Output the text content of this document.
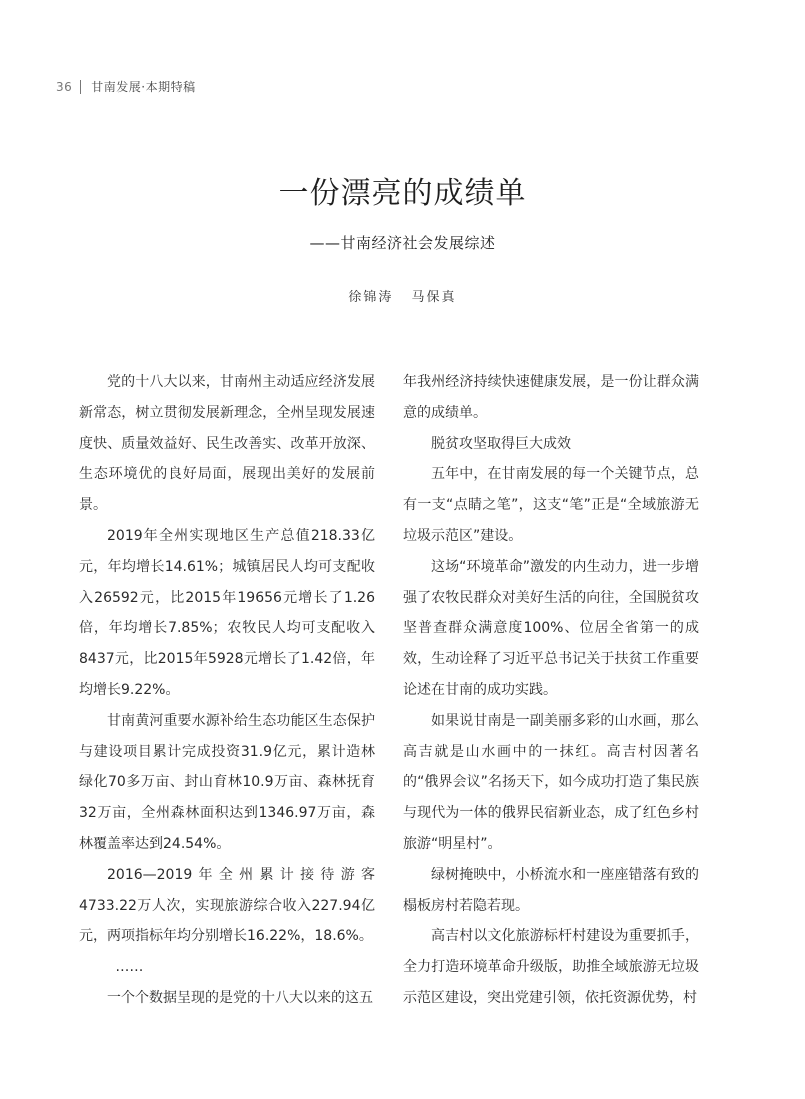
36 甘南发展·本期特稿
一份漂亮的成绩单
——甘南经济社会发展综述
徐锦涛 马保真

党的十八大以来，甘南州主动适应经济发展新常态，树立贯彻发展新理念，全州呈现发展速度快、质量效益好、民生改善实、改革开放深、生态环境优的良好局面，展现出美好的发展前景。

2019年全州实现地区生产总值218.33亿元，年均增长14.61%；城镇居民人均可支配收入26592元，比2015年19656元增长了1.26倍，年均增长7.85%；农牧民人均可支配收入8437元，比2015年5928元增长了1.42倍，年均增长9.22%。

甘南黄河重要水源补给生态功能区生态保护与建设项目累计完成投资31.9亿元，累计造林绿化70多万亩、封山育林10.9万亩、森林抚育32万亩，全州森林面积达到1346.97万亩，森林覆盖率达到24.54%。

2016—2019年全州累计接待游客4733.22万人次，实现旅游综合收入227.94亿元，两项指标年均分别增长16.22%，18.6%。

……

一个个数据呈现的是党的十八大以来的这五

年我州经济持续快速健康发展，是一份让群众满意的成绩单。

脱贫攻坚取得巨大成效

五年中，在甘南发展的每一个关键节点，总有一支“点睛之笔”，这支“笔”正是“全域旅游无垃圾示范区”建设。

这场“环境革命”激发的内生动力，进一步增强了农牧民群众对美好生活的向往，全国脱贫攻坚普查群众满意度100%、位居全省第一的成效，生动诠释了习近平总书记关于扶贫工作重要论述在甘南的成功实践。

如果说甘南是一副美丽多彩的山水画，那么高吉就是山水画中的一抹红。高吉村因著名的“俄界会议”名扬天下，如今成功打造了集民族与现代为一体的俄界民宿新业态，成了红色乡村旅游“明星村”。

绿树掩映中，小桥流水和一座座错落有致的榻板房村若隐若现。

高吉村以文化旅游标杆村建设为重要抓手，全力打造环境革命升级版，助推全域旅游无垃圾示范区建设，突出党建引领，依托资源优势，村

- _What to produce_: Restate the listing above word for word, and skip the pictures.

- _Response below_:
Output the text content of this document.
36 甘南发展·本期特稿
一份漂亮的成绩单
——甘南经济社会发展综述
徐锦涛 马保真

党的十八大以来，甘南州主动适应经济发展新常态，树立贯彻发展新理念，全州呈现发展速度快、质量效益好、民生改善实、改革开放深、生态环境优的良好局面，展现出美好的发展前景。

2019年全州实现地区生产总值218.33亿元，年均增长14.61%；城镇居民人均可支配收入26592元，比2015年19656元增长了1.26倍，年均增长7.85%；农牧民人均可支配收入8437元，比2015年5928元增长了1.42倍，年均增长9.22%。

甘南黄河重要水源补给生态功能区生态保护与建设项目累计完成投资31.9亿元，累计造林绿化70多万亩、封山育林10.9万亩、森林抚育32万亩，全州森林面积达到1346.97万亩，森林覆盖率达到24.54%。

2016—2019年全州累计接待游客4733.22万人次，实现旅游综合收入227.94亿元，两项指标年均分别增长16.22%，18.6%。

……

一个个数据呈现的是党的十八大以来的这五

年我州经济持续快速健康发展，是一份让群众满意的成绩单。

脱贫攻坚取得巨大成效

五年中，在甘南发展的每一个关键节点，总有一支“点睛之笔”，这支“笔”正是“全域旅游无垃圾示范区”建设。

这场“环境革命”激发的内生动力，进一步增强了农牧民群众对美好生活的向往，全国脱贫攻坚普查群众满意度100%、位居全省第一的成效，生动诠释了习近平总书记关于扶贫工作重要论述在甘南的成功实践。

如果说甘南是一副美丽多彩的山水画，那么高吉就是山水画中的一抹红。高吉村因著名的“俄界会议”名扬天下，如今成功打造了集民族与现代为一体的俄界民宿新业态，成了红色乡村旅游“明星村”。

绿树掩映中，小桥流水和一座座错落有致的榻板房村若隐若现。

高吉村以文化旅游标杆村建设为重要抓手，全力打造环境革命升级版，助推全域旅游无垃圾示范区建设，突出党建引领，依托资源优势，村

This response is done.